BEGIN SUPPLIED PASSAGE

Well, in that case, the difference is quite minimal between 5 mini and 5.4 mini

5.4 mini seems to be a lot more wild/unstable, but with this instability it gets the right answer more often.

https://aibenchy.com/compare/openai-gpt-5-4-mini-medium/open...

they do are cheaper than SOTA but not getting dramatically cheaper but actually the opposite - GPT 5.4 mini is around ~3x more expensive than GPT 5.0 mini.

Similarly gemini 3.1 flash lite got more expensive than gemini 2.5 flash lite.

But they are getting dramatically better.

What's the point of a crazy cheap model if it's shit ?

I code most of the time with haiku 4.5 because it's so good. It's cheaper for me than buying a 23€ subscription from Anthropic.

The crazy cheap models may be adequate for a task, and low cost matters with volume. I need to label millions of images to determine if they're sexually suggestive (this includes but is not limited to nudity). The Gemini 2.0 Flash Lite model is inexpensive and performs well. Gemini 2.5 Flash Lite is also good, but not noticeably better, and it costs more. When 2.0 gets retired this June my costs are going up.

END SUPPLIED PASSAGE
BEGIN INPUT DATA

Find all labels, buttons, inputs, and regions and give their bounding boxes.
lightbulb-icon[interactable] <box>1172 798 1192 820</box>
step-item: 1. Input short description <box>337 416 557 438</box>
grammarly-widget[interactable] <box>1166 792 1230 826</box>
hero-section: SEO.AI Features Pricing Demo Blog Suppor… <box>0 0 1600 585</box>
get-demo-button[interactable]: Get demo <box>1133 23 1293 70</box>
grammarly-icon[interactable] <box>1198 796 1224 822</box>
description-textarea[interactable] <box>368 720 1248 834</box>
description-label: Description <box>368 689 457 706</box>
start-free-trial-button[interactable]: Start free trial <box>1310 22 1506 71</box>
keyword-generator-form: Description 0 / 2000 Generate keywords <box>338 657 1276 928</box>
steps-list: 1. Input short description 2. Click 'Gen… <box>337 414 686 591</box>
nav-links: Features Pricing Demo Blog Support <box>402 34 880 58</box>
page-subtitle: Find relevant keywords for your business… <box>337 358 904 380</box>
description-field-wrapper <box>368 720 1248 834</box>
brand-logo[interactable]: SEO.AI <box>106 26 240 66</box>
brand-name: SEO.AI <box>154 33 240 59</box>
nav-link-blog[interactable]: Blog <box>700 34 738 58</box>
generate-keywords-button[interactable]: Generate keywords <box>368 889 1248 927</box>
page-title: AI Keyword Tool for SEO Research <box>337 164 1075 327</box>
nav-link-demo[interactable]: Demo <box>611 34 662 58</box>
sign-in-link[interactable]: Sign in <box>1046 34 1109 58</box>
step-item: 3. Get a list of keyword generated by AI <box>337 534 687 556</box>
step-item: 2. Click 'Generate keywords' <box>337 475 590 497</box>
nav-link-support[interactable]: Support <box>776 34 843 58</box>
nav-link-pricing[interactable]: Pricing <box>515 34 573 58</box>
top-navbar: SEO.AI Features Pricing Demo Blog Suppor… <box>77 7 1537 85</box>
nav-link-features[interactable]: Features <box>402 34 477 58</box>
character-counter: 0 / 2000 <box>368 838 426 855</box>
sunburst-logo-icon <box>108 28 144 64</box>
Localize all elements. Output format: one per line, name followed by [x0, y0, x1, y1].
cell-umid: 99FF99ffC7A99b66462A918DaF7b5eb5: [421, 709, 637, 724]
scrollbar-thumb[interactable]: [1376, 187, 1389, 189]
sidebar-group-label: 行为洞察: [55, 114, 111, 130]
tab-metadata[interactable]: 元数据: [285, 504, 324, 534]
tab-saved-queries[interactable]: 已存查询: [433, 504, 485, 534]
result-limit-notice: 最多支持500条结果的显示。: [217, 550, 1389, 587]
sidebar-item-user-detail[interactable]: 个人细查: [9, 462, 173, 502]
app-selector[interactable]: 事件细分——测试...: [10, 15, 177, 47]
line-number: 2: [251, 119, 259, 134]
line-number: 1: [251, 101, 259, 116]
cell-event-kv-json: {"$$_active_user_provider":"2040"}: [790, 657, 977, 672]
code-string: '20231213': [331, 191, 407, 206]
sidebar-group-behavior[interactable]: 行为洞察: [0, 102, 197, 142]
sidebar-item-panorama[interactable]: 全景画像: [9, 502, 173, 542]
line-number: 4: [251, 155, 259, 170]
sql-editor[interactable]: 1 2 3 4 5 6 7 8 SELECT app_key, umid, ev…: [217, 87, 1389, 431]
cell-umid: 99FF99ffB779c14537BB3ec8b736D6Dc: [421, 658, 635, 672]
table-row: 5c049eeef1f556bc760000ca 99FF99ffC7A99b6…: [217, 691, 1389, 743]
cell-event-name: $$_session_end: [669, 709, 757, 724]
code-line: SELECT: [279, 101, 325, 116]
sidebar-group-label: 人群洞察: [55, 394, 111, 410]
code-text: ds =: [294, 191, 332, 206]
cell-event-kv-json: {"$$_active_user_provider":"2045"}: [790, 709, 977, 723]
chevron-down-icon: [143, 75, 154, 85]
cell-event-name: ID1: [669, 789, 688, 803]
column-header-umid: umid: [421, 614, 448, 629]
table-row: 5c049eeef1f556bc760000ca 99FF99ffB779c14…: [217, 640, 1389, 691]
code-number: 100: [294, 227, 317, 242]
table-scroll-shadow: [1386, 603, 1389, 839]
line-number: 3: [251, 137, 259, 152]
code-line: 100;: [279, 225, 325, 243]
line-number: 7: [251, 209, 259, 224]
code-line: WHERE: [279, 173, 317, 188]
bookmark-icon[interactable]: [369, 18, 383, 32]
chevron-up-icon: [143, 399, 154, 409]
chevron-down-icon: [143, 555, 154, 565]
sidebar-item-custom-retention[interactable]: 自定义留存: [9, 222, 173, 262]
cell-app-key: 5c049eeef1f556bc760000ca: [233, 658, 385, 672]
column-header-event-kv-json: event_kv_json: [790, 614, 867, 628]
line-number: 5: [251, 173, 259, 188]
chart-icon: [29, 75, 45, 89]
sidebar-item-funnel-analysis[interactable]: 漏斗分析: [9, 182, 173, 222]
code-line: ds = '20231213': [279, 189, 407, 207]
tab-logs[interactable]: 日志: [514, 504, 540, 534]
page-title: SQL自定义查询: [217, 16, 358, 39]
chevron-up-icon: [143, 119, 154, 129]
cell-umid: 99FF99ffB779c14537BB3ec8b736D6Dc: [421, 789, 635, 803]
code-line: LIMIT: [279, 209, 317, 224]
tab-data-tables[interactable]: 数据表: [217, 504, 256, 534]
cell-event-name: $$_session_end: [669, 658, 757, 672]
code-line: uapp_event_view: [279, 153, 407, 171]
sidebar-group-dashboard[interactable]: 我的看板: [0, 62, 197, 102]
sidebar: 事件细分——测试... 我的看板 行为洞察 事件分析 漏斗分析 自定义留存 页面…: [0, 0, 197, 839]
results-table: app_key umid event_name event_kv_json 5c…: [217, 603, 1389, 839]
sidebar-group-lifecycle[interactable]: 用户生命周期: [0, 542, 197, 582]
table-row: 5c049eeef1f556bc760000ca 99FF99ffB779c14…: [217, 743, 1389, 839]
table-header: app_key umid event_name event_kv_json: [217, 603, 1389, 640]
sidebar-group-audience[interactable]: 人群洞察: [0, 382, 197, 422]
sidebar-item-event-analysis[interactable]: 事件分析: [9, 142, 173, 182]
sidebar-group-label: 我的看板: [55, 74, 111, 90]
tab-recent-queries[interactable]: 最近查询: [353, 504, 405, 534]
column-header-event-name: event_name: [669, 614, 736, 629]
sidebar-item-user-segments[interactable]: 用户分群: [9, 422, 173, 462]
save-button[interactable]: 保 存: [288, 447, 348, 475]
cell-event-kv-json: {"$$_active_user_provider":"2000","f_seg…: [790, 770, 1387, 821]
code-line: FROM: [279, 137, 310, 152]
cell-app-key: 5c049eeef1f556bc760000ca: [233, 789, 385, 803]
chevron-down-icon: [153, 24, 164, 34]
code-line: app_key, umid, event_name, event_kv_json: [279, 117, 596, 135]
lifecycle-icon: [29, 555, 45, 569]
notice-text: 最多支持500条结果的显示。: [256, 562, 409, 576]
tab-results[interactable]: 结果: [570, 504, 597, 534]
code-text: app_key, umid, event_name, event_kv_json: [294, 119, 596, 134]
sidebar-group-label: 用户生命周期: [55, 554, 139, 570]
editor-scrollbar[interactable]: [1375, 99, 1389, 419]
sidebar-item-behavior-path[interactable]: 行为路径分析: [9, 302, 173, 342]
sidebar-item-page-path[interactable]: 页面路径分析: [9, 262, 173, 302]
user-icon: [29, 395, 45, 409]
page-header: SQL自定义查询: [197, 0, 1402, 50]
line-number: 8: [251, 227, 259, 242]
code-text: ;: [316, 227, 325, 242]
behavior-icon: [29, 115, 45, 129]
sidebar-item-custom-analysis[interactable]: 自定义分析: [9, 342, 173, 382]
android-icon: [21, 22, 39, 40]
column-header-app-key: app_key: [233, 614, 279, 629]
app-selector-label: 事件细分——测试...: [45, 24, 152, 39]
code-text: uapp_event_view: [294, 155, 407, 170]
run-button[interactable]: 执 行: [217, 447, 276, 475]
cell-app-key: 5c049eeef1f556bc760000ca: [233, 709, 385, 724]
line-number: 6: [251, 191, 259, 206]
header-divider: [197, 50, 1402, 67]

END INPUT DATA

_REQUIRED ACTIONS_
[1] Copy the model-pricing thread from "Well, in that" to "getting dramatically better.", substituting "pricey" for "expensive".
[2] Carry on the model-pricing thread after its last line.
The records are separate material with no tie to the model-pricing thread.

_ANSWERS TO THE EXERCISE_
[1]
Well, in that case, the difference is quite minimal between 5 mini and 5.4 mini

5.4 mini seems to be a lot more wild/unstable, but with this instability it gets the right answer more often.

https://aibenchy.com/compare/openai-gpt-5-4-mini-medium/open...

they do are cheaper than SOTA but not getting dramatically cheaper but actually the opposite - GPT 5.4 mini is around ~3x more pricey than GPT 5.0 mini.

Similarly gemini 3.1 flash lite got more pricey than gemini 2.5 flash lite.

But they are getting dramatically better.

[2]
> And since they're also getting dramatically cheaper, it's becoming increasingly compelling to actually run these models in real-life applications.

They're not really cheaper than the SOTA open models on third-party inference platforms, and they're generally dumber. I suppose they're still worth it if you must minimize latency for any given level of smarts, but not really otherwise.

> 100% of the time in many cases

So, every single time, the new model works most of the time?

You’ve parsed the sentence wrong.

Read it as: “You can use them full time in many cases”